# Prompt:
Output every entry exactly as written.

** START Records shown **

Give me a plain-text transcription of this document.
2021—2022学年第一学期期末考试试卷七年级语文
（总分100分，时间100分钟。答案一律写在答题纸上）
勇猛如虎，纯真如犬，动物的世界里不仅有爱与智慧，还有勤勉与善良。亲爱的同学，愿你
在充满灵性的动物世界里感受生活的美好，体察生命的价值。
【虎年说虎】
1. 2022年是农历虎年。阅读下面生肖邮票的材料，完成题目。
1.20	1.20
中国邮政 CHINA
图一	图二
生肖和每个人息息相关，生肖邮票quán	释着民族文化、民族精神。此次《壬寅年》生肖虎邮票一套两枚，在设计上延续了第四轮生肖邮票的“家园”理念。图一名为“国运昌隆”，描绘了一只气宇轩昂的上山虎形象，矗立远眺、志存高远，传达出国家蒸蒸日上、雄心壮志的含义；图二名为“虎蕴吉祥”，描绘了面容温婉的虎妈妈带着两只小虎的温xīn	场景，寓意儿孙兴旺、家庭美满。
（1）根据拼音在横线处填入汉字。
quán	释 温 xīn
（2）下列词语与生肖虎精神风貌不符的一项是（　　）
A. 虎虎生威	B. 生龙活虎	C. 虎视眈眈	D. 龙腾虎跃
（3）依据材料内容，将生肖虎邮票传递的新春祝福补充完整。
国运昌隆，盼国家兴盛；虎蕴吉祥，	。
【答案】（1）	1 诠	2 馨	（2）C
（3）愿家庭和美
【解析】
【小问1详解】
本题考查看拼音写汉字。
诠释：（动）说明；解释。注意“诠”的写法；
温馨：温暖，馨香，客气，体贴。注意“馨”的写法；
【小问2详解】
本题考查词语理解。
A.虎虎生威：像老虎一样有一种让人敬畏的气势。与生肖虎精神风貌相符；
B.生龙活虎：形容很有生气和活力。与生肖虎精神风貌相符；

** END Records shown **

# Result of this task:
Give me a plain-text transcription of this document.
2021—2022学年第一学期期末考试试卷七年级语文
（总分100分，时间100分钟。答案一律写在答题纸上）
勇猛如虎，纯真如犬，动物的世界里不仅有爱与智慧，还有勤勉与善良。亲爱的同学，愿你
在充满灵性的动物世界里感受生活的美好，体察生命的价值。
【虎年说虎】
1. 2022年是农历虎年。阅读下面生肖邮票的材料，完成题目。
1.20	1.20
中国邮政 CHINA
图一	图二
生肖和每个人息息相关，生肖邮票quán	释着民族文化、民族精神。此次《壬寅年》生肖虎邮票一套两枚，在设计上延续了第四轮生肖邮票的“家园”理念。图一名为“国运昌隆”，描绘了一只气宇轩昂的上山虎形象，矗立远眺、志存高远，传达出国家蒸蒸日上、雄心壮志的含义；图二名为“虎蕴吉祥”，描绘了面容温婉的虎妈妈带着两只小虎的温xīn	场景，寓意儿孙兴旺、家庭美满。
（1）根据拼音在横线处填入汉字。
quán	释 温 xīn
（2）下列词语与生肖虎精神风貌不符的一项是（　　）
A. 虎虎生威	B. 生龙活虎	C. 虎视眈眈	D. 龙腾虎跃
（3）依据材料内容，将生肖虎邮票传递的新春祝福补充完整。
国运昌隆，盼国家兴盛；虎蕴吉祥，	。
【答案】（1）	1 诠	2 馨	（2）C
（3）愿家庭和美
【解析】
【小问1详解】
本题考查看拼音写汉字。
诠释：（动）说明；解释。注意“诠”的写法；
温馨：温暖，馨香，客气，体贴。注意“馨”的写法；
【小问2详解】
本题考查词语理解。
A.虎虎生威：像老虎一样有一种让人敬畏的气势。与生肖虎精神风貌相符；
B.生龙活虎：形容很有生气和活力。与生肖虎精神风貌相符；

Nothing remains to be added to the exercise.